SOURCE RECORDS:
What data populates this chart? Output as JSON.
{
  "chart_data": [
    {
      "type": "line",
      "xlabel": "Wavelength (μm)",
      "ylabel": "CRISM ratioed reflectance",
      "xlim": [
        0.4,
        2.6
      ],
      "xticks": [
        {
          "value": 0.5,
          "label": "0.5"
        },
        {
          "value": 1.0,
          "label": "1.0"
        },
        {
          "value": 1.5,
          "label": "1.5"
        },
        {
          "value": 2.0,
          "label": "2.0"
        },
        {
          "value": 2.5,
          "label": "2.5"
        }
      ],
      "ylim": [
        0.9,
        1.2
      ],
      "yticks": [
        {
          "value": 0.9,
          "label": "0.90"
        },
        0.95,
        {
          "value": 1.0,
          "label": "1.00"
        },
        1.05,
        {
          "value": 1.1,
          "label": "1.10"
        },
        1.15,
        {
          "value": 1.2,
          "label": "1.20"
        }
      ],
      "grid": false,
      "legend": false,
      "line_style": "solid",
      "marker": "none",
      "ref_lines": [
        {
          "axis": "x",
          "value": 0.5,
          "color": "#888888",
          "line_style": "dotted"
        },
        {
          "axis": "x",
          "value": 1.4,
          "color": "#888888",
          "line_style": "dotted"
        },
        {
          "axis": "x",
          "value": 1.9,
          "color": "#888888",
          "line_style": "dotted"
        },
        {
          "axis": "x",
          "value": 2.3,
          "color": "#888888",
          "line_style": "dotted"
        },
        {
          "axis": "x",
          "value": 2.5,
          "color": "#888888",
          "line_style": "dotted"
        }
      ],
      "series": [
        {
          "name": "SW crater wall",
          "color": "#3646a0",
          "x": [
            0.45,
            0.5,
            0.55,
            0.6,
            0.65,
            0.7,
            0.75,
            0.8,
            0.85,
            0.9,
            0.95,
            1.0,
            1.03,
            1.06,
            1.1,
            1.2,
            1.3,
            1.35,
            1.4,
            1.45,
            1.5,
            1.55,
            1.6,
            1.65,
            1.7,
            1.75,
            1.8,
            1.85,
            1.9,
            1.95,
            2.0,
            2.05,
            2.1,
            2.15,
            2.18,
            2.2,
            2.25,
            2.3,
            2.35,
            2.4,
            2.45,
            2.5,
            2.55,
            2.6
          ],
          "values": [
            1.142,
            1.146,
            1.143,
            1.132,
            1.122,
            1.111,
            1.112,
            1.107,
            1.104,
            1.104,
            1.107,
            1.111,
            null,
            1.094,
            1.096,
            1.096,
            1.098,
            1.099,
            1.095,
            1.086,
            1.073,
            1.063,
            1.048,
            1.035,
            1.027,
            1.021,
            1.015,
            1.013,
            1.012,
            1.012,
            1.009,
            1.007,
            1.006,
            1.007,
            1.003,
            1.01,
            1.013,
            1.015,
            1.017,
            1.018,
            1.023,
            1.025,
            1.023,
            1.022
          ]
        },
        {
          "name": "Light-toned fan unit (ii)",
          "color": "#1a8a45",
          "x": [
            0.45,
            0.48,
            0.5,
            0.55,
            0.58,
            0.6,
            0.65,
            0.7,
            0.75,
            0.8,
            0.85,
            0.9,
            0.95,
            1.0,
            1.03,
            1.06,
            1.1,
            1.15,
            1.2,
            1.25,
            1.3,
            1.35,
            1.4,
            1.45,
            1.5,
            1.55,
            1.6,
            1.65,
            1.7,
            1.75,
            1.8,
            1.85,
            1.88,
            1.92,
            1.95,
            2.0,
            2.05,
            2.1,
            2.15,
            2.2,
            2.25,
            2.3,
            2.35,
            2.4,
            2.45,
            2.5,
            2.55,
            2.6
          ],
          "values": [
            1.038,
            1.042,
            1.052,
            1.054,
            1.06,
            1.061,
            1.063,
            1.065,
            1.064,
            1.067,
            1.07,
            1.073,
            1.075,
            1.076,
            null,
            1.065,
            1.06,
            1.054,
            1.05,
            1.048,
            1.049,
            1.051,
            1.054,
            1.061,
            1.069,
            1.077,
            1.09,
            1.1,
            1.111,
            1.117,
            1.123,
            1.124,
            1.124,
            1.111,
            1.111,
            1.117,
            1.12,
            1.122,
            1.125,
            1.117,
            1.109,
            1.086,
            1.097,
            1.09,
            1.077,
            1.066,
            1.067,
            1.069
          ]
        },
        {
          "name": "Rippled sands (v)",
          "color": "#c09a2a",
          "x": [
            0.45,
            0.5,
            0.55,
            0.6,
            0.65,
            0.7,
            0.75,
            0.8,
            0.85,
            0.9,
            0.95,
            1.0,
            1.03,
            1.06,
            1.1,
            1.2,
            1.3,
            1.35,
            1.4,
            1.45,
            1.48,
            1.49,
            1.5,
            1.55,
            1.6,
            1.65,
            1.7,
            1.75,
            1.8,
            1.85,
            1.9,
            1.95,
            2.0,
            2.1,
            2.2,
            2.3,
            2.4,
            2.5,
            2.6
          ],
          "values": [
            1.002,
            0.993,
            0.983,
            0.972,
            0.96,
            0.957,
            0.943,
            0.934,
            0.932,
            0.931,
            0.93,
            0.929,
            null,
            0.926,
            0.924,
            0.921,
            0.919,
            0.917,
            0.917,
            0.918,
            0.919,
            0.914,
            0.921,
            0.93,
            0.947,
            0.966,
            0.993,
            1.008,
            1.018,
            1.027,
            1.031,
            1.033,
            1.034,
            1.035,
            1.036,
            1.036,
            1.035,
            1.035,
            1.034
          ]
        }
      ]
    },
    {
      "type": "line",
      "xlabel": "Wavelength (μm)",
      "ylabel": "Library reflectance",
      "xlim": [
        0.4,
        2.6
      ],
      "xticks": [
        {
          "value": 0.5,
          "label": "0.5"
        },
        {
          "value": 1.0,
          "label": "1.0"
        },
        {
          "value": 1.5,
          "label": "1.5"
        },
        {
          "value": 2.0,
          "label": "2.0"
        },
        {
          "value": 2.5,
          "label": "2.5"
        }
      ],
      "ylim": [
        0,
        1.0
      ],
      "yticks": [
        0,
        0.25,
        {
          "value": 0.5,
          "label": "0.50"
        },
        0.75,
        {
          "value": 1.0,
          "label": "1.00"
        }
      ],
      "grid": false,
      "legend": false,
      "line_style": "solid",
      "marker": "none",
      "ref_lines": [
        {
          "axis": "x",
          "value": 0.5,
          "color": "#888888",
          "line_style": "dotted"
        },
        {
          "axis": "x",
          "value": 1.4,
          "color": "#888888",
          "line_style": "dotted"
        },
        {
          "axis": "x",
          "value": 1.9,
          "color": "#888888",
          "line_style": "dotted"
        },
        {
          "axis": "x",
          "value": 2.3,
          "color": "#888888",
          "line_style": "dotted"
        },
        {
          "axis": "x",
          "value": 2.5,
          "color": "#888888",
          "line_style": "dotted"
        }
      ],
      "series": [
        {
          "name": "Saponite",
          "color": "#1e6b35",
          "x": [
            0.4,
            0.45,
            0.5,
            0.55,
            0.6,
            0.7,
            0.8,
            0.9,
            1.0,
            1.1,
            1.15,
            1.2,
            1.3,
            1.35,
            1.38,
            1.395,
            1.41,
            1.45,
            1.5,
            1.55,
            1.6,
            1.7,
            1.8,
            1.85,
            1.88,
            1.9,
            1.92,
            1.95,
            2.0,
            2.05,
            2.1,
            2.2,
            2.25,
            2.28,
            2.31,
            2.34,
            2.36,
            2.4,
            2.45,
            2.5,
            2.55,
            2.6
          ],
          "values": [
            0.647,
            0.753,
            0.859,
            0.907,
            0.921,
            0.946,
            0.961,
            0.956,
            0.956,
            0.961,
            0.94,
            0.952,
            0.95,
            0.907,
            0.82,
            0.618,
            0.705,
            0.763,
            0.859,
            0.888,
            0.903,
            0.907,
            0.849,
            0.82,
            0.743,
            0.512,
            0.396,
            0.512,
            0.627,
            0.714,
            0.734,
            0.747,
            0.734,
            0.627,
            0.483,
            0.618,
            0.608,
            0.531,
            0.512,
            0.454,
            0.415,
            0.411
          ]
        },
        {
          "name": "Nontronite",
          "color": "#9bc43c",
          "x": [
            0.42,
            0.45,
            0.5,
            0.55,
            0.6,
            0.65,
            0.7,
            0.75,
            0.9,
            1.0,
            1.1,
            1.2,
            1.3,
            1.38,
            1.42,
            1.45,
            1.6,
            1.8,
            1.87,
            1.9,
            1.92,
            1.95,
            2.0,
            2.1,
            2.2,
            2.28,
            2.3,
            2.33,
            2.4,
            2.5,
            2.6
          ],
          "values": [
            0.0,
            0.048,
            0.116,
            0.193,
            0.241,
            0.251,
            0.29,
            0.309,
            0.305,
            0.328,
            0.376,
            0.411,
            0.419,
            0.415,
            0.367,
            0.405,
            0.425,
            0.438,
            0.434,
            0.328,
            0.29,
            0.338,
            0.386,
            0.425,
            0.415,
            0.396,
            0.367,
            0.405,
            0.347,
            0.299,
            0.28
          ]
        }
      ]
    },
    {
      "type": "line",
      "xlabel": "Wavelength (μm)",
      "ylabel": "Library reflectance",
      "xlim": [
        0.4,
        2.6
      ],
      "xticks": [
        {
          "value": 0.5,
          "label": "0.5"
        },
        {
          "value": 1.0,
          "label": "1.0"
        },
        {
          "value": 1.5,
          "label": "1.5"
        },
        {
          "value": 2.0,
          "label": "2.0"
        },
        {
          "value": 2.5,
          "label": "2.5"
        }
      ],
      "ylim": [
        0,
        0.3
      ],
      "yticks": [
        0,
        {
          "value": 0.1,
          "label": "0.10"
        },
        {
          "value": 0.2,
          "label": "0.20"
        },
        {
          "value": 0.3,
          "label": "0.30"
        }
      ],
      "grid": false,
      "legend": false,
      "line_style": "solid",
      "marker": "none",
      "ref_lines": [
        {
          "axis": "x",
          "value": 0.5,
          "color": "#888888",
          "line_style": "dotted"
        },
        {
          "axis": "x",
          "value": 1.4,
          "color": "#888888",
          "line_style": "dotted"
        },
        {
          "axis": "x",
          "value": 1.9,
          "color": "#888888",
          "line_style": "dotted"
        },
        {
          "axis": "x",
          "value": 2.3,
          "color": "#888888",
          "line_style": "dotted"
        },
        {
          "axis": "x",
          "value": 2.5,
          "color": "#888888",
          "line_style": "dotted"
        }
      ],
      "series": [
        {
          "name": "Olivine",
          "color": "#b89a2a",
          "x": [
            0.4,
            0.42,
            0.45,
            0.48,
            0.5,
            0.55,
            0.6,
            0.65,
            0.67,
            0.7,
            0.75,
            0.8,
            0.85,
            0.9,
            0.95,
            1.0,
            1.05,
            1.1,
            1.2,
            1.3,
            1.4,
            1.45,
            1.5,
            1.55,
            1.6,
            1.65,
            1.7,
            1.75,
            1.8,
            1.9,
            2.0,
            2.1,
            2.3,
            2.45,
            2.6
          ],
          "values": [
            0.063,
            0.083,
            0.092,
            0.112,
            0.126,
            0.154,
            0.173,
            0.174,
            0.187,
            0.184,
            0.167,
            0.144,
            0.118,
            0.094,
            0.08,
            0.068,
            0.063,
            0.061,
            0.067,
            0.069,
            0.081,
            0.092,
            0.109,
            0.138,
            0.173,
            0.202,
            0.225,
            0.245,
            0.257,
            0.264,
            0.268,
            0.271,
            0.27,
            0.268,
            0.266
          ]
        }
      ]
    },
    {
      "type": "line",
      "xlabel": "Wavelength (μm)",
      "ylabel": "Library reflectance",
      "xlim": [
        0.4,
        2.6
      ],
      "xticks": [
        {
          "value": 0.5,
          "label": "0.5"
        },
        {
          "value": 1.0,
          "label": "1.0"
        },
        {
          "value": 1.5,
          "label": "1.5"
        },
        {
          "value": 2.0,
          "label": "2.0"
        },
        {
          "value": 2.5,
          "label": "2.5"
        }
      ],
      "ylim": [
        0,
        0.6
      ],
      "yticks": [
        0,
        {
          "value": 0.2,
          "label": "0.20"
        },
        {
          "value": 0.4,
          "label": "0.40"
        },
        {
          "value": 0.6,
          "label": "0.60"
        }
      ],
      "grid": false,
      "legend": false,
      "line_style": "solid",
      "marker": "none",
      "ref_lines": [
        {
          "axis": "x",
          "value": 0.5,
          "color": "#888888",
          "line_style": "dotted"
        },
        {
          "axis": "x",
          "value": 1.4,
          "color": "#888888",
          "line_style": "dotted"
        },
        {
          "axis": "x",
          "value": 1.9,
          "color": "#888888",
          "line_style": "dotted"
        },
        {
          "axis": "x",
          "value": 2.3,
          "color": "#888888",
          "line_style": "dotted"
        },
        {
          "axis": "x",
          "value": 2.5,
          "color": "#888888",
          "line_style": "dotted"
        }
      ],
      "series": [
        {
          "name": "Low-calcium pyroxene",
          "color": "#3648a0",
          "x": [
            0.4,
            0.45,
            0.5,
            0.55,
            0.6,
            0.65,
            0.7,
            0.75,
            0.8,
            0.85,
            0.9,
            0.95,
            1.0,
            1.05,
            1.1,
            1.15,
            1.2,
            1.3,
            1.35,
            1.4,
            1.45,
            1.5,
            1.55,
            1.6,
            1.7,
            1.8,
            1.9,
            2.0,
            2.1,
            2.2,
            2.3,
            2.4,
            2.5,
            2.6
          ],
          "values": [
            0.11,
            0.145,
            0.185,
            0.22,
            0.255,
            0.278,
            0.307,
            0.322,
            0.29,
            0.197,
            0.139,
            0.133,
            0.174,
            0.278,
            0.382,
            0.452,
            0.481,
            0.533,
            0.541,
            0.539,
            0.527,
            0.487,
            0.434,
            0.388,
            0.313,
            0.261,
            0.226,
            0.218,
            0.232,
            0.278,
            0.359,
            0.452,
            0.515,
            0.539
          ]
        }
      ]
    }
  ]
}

DIRECTIVE:
Find each line holding the word "name" and copy it.

EXPECTED ANSWER:
          "name": "SW crater wall",
          "name": "Light-toned fan unit (ii)",
          "name": "Rippled sands (v)",
          "name": "Saponite",
          "name": "Nontronite",
          "name": "Olivine",
          "name": "Low-calcium pyroxene",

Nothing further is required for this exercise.